%%
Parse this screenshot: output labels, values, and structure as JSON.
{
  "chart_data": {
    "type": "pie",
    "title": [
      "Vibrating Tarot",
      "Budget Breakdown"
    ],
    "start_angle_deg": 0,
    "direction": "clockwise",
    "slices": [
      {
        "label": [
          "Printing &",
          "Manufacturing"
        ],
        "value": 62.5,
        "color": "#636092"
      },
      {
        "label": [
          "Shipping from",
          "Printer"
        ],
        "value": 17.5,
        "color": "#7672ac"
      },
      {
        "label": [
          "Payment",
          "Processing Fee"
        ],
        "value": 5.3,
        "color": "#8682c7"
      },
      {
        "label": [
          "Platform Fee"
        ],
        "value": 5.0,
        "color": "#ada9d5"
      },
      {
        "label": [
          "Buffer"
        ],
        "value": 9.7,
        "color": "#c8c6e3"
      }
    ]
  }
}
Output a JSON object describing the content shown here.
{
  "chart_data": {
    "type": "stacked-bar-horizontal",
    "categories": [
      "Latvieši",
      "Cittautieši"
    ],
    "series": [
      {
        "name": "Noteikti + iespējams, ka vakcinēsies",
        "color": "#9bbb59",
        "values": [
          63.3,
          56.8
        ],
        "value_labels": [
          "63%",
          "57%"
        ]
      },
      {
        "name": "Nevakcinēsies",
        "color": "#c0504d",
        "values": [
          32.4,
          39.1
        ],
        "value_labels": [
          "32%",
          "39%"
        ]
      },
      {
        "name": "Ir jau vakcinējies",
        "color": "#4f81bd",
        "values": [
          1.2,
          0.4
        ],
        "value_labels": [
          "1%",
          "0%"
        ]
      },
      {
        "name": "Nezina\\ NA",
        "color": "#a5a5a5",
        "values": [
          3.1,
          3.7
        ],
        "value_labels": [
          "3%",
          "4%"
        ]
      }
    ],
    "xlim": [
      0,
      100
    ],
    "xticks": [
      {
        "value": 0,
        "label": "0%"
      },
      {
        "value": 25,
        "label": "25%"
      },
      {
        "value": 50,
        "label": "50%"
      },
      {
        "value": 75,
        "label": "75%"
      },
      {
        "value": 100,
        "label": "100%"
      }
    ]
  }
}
%%
%%
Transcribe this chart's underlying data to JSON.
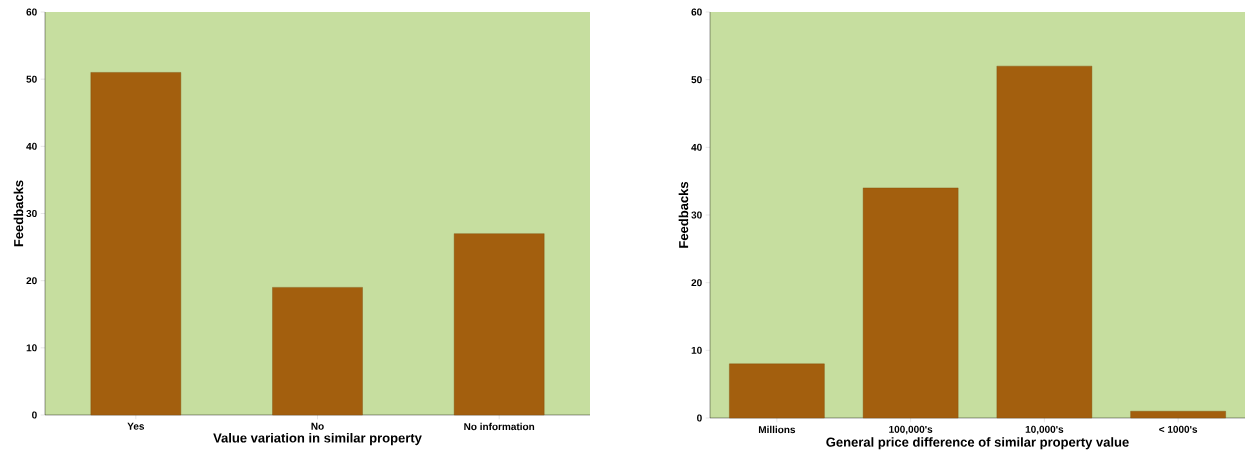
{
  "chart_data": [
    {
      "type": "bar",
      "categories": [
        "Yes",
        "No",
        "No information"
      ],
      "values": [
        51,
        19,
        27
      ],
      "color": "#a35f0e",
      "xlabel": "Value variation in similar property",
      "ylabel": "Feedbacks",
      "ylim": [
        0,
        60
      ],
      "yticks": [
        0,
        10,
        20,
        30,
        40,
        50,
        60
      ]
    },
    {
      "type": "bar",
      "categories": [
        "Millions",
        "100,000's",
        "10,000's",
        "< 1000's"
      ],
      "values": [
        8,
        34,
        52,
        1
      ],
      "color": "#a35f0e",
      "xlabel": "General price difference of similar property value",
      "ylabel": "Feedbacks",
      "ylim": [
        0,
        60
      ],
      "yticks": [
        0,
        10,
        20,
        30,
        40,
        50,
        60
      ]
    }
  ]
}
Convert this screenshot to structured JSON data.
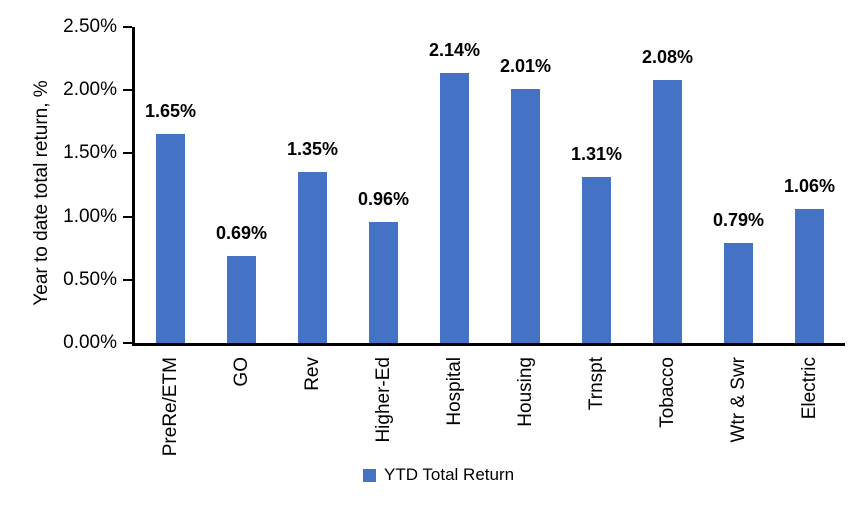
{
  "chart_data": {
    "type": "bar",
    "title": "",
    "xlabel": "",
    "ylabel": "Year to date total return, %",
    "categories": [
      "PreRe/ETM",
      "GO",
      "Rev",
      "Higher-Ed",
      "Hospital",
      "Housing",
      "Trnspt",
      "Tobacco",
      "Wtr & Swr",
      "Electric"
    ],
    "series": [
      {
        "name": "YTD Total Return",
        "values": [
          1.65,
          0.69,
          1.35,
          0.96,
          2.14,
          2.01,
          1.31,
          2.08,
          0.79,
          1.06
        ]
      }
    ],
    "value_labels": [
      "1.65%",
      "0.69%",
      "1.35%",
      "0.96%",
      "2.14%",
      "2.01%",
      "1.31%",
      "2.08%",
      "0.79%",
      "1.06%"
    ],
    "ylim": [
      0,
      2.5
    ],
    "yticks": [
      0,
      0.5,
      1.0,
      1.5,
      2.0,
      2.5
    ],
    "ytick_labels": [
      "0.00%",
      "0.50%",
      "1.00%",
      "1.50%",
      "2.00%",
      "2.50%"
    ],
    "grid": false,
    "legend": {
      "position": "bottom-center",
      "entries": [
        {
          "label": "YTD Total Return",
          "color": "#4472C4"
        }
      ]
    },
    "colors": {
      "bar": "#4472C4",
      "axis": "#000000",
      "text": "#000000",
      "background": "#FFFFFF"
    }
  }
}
%%
Stated goal :: For the records above, state how many lines include the string "type", giving the number and nothing else.

Result of the exercise :: 5